(Records from a collection)
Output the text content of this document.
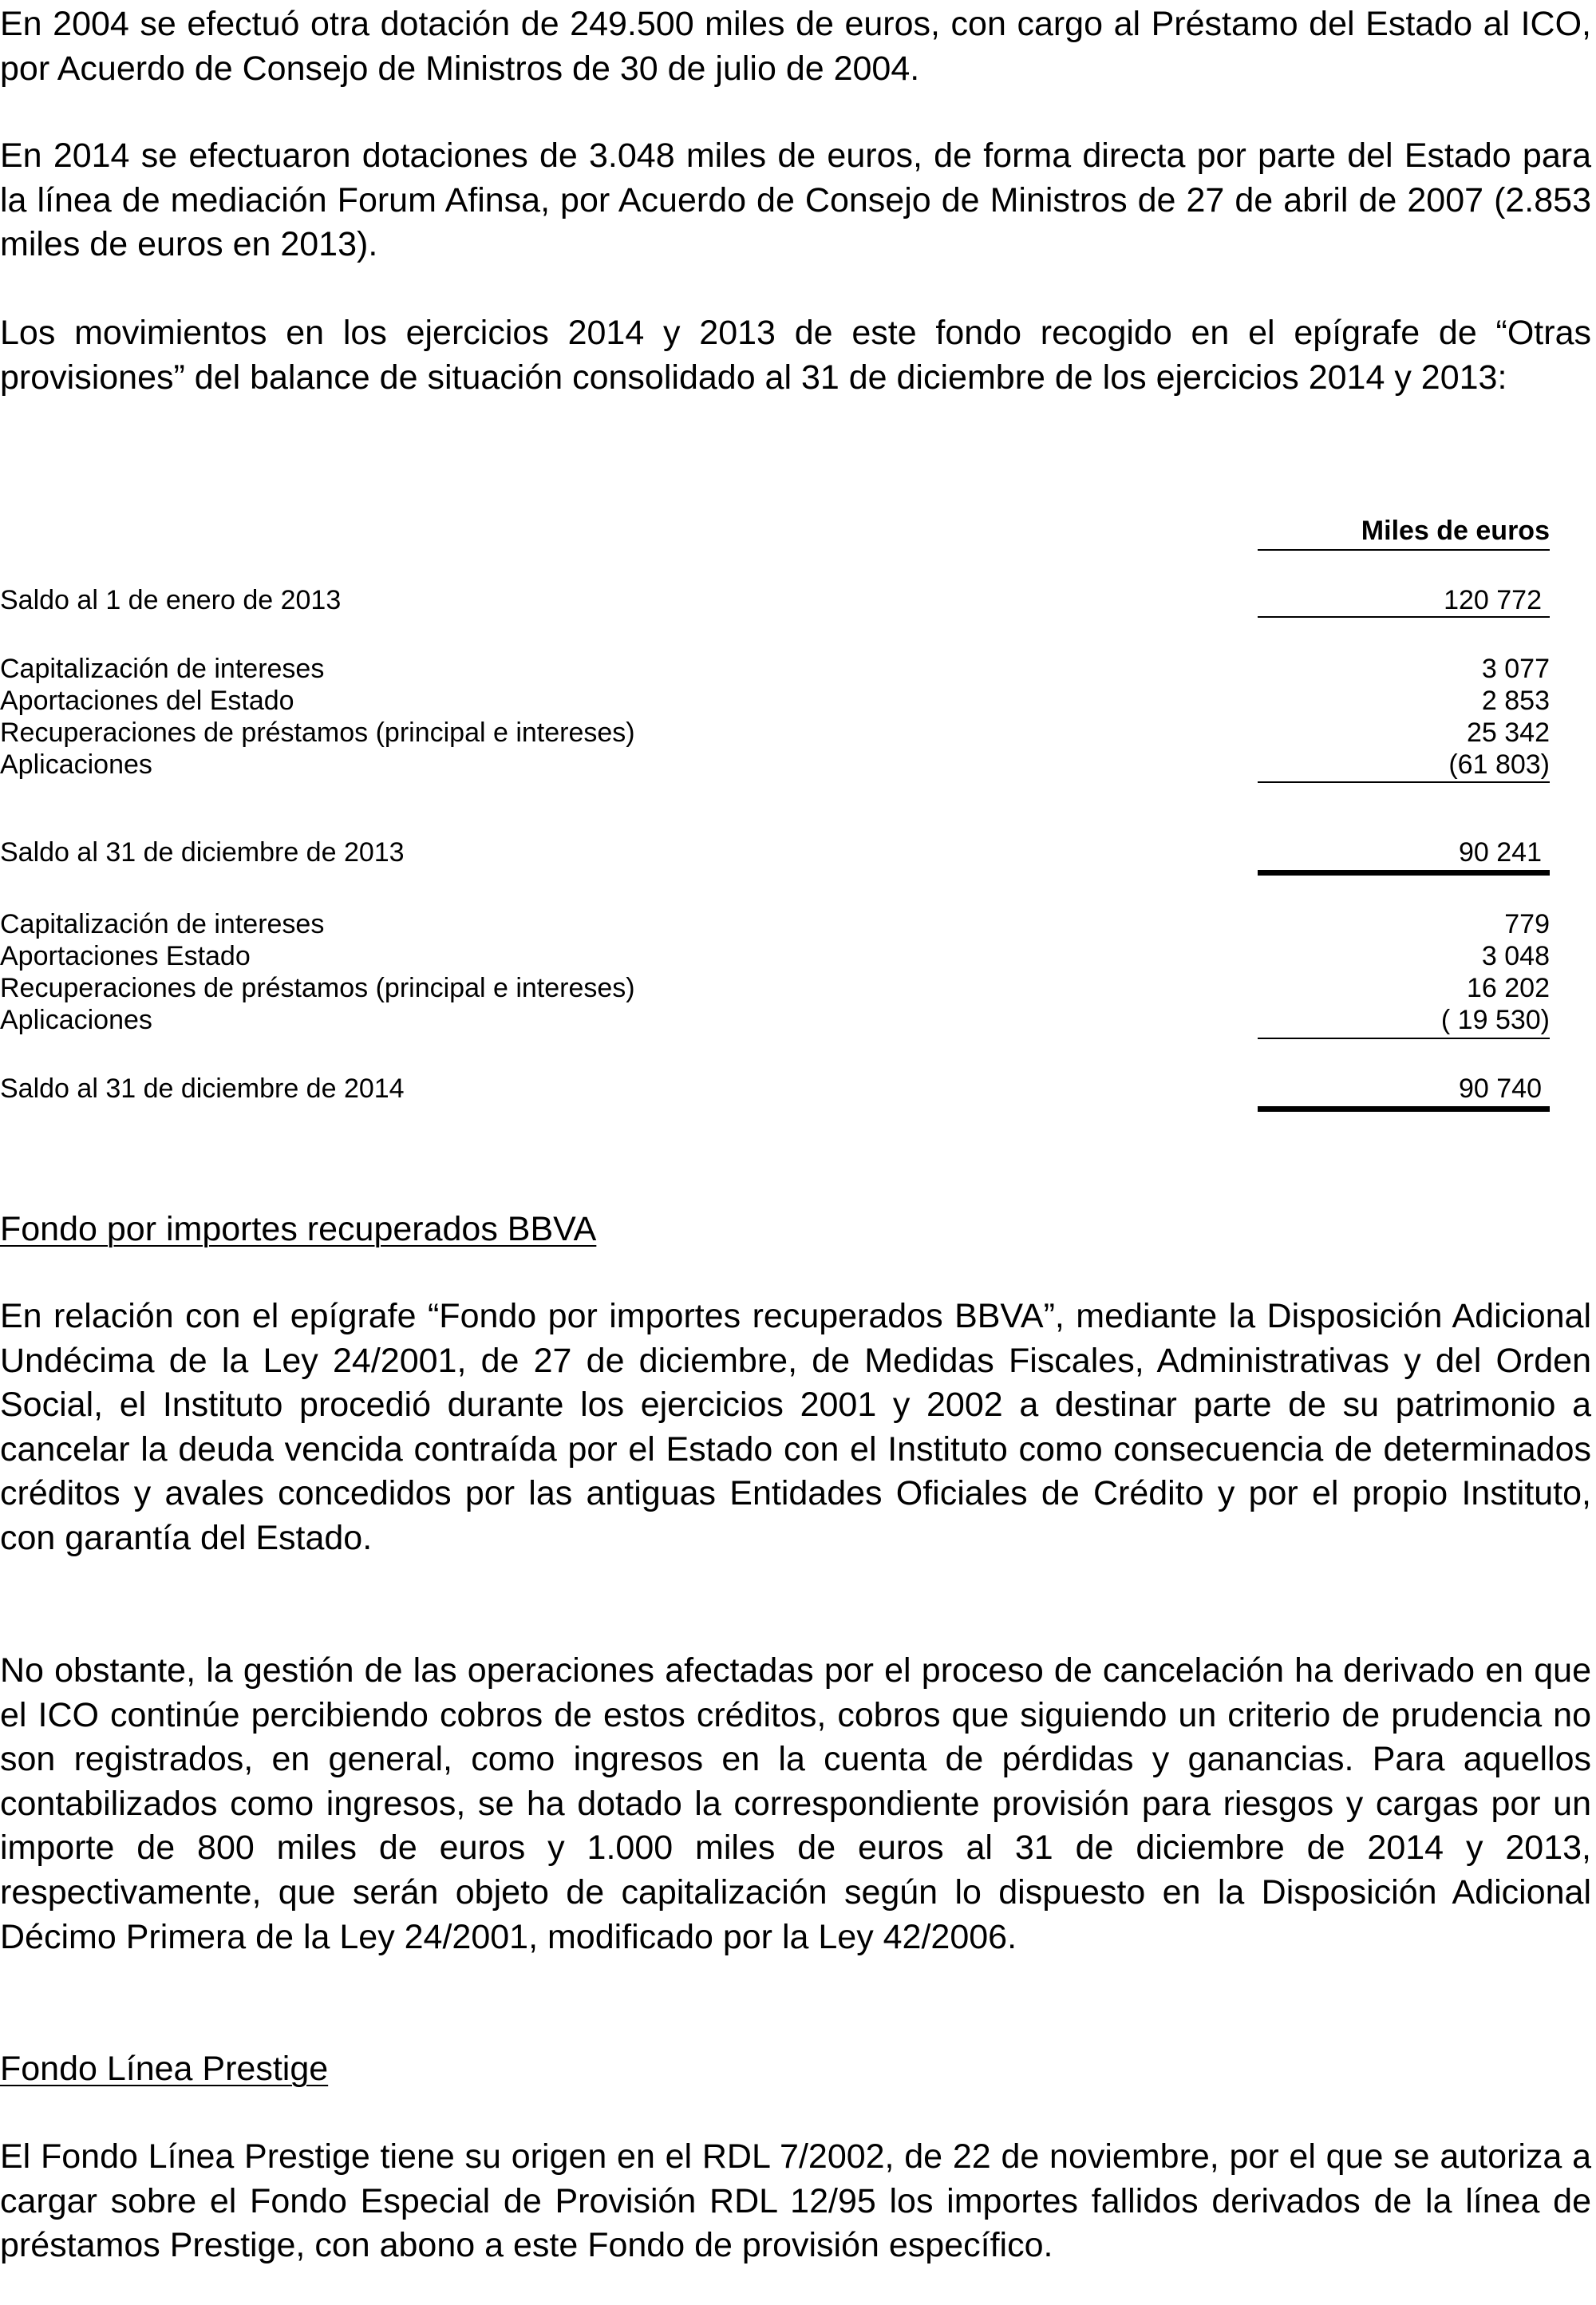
En 2004 se efectuó otra dotación de 249.500 miles de euros, con cargo al Préstamo del Estado al ICO, por Acuerdo de Consejo de Ministros de 30 de julio de 2004.

En 2014 se efectuaron dotaciones de 3.048 miles de euros, de forma directa por parte del Estado para la línea de mediación Forum Afinsa, por Acuerdo de Consejo de Ministros de 27 de abril de 2007 (2.853 miles de euros en 2013).

Los movimientos en los ejercicios 2014 y 2013 de este fondo recogido en el epígrafe de “Otras provisiones” del balance de situación consolidado al 31 de diciembre de los ejercicios 2014 y 2013:

Miles de euros
Saldo al 1 de enero de 2013	120 772
Capitalización de intereses	3 077
Aportaciones del Estado	2 853
Recuperaciones de préstamos (principal e intereses)	25 342
Aplicaciones	(61 803)
Saldo al 31 de diciembre de 2013	90 241
Capitalización de intereses	779
Aportaciones Estado	3 048
Recuperaciones de préstamos (principal e intereses)	16 202
Aplicaciones	( 19 530)
Saldo al 31 de diciembre de 2014	90 740
Fondo por importes recuperados BBVA

En relación con el epígrafe “Fondo por importes recuperados BBVA”, mediante la Disposición Adicional Undécima de la Ley 24/2001, de 27 de diciembre, de Medidas Fiscales, Administrativas y del Orden Social, el Instituto procedió durante los ejercicios 2001 y 2002 a destinar parte de su patrimonio a cancelar la deuda vencida contraída por el Estado con el Instituto como consecuencia de determinados créditos y avales concedidos por las antiguas Entidades Oficiales de Crédito y por el propio Instituto, con garantía del Estado.

No obstante, la gestión de las operaciones afectadas por el proceso de cancelación ha derivado en que el ICO continúe percibiendo cobros de estos créditos, cobros que siguiendo un criterio de prudencia no son registrados, en general, como ingresos en la cuenta de pérdidas y ganancias. Para aquellos contabilizados como ingresos, se ha dotado la correspondiente provisión para riesgos y cargas por un importe de 800 miles de euros y 1.000 miles de euros al 31 de diciembre de 2014 y 2013, respectivamente, que serán objeto de capitalización según lo dispuesto en la Disposición Adicional Décimo Primera de la Ley 24/2001, modificado por la Ley 42/2006.

Fondo Línea Prestige

El Fondo Línea Prestige tiene su origen en el RDL 7/2002, de 22 de noviembre, por el que se autoriza a cargar sobre el Fondo Especial de Provisión RDL 12/95 los importes fallidos derivados de la línea de préstamos Prestige, con abono a este Fondo de provisión específico.
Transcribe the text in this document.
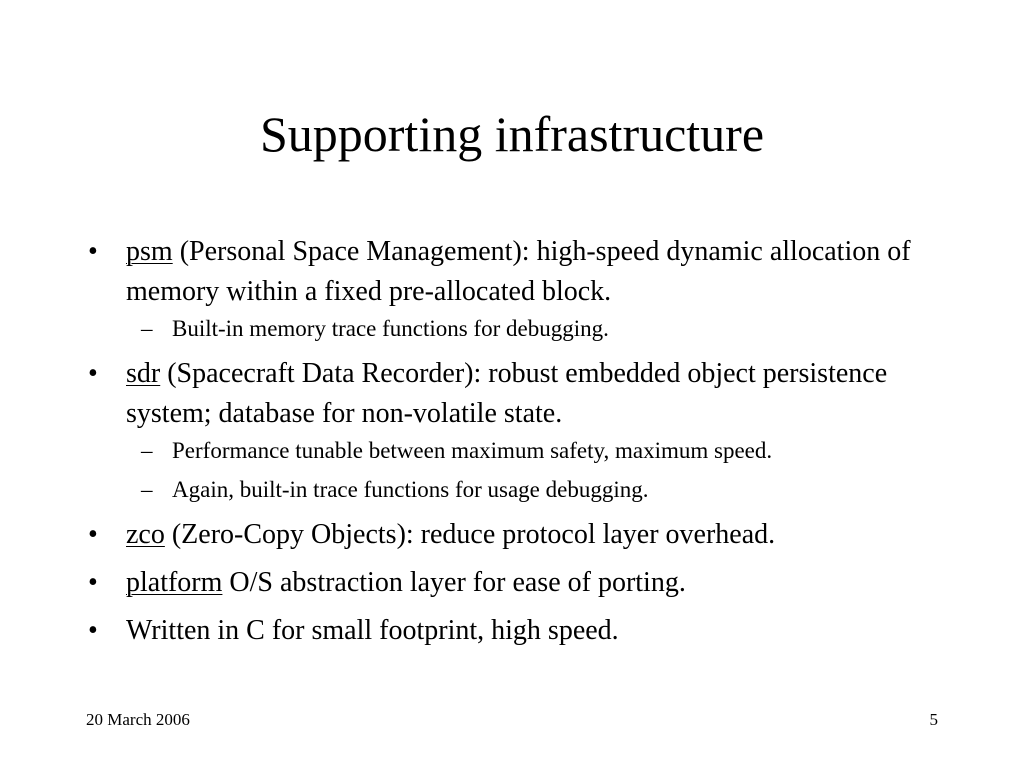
Supporting infrastructure
• psm (Personal Space Management): high-speed dynamic allocation of memory within a fixed pre-allocated block.
– Built-in memory trace functions for debugging.
• sdr (Spacecraft Data Recorder): robust embedded object persistence system; database for non-volatile state.
– Performance tunable between maximum safety, maximum speed.
– Again, built-in trace functions for usage debugging.
• zco (Zero-Copy Objects): reduce protocol layer overhead.
• platform O/S abstraction layer for ease of porting.
• Written in C for small footprint, high speed.
20 March 2006	5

**Your goal**: Within the listing above, work out how many lines contain the string "Consejo", and reply with that number only.

**Task answer**: 2